Take each line containing the word "ffffff" and copy it.

======== Data section

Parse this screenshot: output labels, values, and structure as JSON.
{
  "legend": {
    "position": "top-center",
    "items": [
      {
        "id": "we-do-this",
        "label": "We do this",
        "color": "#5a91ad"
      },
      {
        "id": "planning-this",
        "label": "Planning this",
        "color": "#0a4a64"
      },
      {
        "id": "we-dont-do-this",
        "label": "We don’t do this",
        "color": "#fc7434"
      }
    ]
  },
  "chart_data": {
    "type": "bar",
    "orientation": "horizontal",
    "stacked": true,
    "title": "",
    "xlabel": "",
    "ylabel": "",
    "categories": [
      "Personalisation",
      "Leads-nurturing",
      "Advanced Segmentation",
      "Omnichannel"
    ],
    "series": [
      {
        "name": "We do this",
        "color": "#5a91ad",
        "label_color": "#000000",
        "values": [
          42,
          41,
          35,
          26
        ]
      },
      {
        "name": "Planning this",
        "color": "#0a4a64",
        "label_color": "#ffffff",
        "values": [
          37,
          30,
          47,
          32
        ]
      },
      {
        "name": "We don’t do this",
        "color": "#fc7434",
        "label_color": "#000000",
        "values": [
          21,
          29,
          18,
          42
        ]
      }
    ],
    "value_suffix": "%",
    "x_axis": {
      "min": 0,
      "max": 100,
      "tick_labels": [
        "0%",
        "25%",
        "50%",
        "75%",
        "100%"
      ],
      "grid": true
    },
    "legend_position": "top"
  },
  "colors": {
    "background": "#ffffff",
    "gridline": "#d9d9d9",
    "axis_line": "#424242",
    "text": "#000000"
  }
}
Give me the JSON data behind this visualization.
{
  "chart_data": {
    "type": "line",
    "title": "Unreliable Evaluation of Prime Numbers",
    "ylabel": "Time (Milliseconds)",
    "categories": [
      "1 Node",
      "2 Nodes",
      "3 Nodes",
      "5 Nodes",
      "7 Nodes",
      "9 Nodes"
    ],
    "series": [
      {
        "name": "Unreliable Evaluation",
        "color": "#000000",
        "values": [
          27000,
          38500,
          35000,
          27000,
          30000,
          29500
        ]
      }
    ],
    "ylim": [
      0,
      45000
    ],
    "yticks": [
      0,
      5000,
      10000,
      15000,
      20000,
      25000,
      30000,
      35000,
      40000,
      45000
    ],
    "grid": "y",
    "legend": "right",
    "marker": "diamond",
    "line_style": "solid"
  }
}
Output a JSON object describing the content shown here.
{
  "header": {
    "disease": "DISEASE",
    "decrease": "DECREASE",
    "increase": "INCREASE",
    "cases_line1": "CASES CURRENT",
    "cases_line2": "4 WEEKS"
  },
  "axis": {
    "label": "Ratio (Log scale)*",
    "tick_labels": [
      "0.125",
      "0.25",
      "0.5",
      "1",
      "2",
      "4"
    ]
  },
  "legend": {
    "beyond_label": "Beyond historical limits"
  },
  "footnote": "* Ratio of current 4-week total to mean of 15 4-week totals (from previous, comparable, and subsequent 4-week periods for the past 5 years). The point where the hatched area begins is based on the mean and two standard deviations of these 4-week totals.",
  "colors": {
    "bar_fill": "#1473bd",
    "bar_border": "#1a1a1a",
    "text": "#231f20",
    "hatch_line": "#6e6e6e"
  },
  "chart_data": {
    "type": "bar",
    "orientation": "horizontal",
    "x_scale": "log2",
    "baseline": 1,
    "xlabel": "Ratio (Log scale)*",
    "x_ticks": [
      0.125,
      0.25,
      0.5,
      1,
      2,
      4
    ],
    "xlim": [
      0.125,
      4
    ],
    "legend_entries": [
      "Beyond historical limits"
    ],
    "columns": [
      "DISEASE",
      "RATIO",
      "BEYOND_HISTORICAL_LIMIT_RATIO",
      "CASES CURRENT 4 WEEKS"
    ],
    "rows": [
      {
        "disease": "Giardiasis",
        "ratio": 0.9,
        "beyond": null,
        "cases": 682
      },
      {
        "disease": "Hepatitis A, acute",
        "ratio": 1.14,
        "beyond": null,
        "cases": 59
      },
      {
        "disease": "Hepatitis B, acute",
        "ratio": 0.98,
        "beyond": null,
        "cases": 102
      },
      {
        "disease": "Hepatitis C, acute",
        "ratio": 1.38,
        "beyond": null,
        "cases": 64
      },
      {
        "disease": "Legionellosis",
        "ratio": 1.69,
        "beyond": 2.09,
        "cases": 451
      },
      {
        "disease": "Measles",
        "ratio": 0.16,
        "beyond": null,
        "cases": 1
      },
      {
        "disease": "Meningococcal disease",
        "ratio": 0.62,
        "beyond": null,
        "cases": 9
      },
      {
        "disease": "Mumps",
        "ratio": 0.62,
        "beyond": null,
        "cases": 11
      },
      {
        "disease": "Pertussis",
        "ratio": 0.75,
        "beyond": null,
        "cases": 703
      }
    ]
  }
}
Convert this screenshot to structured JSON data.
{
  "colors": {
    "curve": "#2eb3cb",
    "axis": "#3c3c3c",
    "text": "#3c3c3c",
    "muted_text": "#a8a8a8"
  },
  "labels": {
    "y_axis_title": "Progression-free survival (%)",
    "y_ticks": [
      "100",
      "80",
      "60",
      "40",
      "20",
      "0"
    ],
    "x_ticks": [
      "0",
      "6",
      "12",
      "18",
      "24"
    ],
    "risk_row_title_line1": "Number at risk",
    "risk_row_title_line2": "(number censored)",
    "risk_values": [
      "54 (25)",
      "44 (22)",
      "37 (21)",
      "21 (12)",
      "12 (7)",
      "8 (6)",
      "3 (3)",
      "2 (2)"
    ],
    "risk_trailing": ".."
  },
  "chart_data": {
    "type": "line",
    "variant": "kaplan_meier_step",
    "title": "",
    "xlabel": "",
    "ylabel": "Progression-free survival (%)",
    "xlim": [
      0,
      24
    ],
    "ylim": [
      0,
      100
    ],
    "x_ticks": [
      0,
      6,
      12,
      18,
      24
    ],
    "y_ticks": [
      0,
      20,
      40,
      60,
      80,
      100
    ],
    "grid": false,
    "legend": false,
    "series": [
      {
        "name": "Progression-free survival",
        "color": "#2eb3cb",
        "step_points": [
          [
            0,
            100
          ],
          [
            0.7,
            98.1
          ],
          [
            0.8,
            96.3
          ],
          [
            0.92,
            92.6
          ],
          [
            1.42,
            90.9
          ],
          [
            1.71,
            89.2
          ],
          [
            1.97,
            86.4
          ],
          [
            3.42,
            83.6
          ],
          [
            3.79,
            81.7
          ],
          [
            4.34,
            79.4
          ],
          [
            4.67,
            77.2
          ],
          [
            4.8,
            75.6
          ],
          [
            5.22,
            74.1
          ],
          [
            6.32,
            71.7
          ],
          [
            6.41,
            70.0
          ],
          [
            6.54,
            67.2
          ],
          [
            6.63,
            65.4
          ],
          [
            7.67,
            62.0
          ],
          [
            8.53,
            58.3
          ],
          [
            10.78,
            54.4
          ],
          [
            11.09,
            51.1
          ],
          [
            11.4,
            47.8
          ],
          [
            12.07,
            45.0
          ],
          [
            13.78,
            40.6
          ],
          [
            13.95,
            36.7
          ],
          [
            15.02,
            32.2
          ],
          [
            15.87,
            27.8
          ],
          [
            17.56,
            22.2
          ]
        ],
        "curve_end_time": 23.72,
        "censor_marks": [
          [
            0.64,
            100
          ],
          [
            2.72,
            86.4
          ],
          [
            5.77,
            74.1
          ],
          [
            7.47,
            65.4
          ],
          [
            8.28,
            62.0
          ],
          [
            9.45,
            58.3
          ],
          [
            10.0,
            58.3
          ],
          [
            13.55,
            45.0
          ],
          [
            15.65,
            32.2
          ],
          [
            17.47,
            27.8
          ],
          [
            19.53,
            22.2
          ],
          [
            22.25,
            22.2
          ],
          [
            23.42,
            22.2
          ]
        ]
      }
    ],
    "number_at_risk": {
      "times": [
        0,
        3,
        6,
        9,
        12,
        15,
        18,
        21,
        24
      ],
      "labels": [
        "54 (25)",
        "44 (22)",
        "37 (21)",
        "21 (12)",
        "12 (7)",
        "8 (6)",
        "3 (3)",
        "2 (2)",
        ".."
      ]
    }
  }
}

================

*Task solution*.
        "label_color": "#ffffff",
    "background": "#ffffff",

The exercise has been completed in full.